** SHORT EXERCISE **
Collect each line containing "values".

# start of DATASET CONTENT

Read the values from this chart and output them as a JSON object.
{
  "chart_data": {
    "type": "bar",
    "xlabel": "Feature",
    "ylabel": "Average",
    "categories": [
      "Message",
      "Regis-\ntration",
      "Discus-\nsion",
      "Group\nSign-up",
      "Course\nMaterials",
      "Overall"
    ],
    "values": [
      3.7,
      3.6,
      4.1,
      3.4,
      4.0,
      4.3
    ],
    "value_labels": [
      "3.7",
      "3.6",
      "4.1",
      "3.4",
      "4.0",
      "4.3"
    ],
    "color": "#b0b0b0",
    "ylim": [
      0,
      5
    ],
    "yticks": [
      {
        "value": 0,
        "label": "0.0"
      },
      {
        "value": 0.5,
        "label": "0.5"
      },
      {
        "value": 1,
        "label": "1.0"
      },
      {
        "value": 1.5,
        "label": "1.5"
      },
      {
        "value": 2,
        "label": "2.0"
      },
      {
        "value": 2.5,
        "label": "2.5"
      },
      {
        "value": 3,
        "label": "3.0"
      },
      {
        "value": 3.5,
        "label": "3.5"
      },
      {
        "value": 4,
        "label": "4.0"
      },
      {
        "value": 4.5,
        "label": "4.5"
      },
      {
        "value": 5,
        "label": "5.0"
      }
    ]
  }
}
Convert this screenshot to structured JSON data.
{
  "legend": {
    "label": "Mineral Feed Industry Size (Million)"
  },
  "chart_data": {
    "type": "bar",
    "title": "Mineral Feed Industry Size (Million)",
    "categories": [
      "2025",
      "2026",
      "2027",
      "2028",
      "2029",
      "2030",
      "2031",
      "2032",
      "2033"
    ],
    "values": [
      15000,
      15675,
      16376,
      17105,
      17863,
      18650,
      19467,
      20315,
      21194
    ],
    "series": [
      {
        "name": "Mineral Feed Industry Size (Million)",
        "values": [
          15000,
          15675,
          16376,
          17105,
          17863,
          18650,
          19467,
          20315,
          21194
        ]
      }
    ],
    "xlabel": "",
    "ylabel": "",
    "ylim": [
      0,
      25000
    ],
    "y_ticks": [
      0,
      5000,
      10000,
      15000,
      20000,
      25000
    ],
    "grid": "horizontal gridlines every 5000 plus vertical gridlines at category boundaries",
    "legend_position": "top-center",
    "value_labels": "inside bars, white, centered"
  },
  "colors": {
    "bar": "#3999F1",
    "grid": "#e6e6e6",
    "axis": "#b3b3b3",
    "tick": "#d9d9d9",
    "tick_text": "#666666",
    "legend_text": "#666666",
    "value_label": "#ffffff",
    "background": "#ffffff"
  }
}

# end of DATASET CONTENT

** RESPONSE TO THIS TASK **
Read the values from this chart and output them as a JSON object.
    "values": [
    "values": [
        "values": [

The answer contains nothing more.